### Verilen metin

ALLAH’IM ÜMMETİN SUSKUNLUĞUNU SANA ŞİKÂYET EDİYORUM.
BIRAKIN SAVAŞÇI ONURUYLA ÖLELİM.
Ben ki kocamış bir yaşlıyım.
Kurumuş iki elim, ne kalem tutuyor ne de silah!
Sesimle yeri inletecek güçte bir hatip de değilim!
Ben ki saçları ağarmış, ömrünün son demlerinde, türlü hastalıkların yıktığı ve üzerinde zamanın belalarının estiği biriyim!
Tek isteğim benim gibi, Müslümanların zaaf ve aczinden müteessir olanların yazmasıdır!
Siz ey Müslümanlar! Suskun ve aciz, helak olmuş ölüler!
Hâlâ kalpleriniz sızlamıyor mu, başımıza gelen bu acı felaketler karşısında?
Bir halk yok mu? Hiç mi kimse yok, Allah için ve ümmetin namusu için kızacak?

######
### Gösterilen veriler

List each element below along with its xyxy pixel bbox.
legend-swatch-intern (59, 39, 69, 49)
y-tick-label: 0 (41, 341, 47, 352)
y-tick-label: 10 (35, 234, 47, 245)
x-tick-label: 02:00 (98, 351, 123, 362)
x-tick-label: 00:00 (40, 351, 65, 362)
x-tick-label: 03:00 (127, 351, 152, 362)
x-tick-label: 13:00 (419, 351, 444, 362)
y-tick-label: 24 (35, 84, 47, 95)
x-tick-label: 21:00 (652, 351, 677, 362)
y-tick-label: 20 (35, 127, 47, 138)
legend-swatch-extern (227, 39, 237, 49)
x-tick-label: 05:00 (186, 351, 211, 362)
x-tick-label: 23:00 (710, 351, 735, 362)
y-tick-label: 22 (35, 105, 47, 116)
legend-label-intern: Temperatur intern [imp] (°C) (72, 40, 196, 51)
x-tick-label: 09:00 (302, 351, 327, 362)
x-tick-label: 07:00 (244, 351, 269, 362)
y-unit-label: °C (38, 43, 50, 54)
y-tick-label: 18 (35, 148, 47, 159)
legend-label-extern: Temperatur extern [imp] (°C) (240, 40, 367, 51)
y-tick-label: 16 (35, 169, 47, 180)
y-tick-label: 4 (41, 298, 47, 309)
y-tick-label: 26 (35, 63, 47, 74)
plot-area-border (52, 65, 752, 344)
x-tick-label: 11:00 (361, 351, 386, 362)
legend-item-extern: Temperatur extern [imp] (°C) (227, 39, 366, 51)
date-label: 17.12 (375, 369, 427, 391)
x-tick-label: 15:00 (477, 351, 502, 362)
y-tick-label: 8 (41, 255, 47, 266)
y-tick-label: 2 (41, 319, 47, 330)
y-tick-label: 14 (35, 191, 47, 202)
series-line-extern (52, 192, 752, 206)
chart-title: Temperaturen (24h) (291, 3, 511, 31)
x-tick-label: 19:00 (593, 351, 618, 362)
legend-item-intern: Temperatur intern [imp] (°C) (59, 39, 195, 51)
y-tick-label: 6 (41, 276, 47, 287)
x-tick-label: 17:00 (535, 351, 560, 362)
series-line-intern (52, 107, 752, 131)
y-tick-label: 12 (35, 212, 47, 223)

######

§ Yazılı görev 1: Ümmetin suskunluğundan yakınan metni iki cümleyle özetleyin.
§ Yazılı görev 2: Ümmetin suskunluğundan yakınan metni, son cümlesinden sonra sürdürün.
Kayıtlara burada ihtiyaç yoktur.

§ Alıştırma yanıtı 1: Metinde konuşan kişi, elleri kalem de silah da tutamayan, sesiyle yeri inletecek güçte bir hatip olmayan, hastalıkların yıprattığı yaşlı biri olduğunu söyler ve tek isteğinin, Müslümanların zaaf ve aczinden üzüntü duyanların yazması olduğunu belirtir. Ardından suskun ve aciz bulduğu Müslümanlara seslenerek başlarına gelen acı felaketler karşısında kalplerinin hâlâ sızlamayıp sızlamadığını ve Allah için, ümmetin namusu için kızacak kimsenin olup olmadığını sorar.

§ Alıştırma yanıtı 2:
Şerefli direnişçilerken, bizleri katil teröristler olarak ilan edenlere karşı duracak!
Bu ümmet utanmaz mı, şerefi çiğnenirken?
Siyonist katilleri ve uluslararası işbirlikçilerini görmezden gelirken!
Omuzlarımıza el verecek ve göz yaşlarımızı silecek bir bakış!
Bu ümmetin kurumları, sivil güçleri, partileri, teşkilatları ve bariz şahsiyetleri, Allah için kızmaz mı? Tümü birden sokaklara dökülüp, bizim için dua etmeye; “Ey Rabbimiz! Gücümüzü topla, zaafımızı gider ve mümin kullarına yardım et!” Diye çağıramaz mı?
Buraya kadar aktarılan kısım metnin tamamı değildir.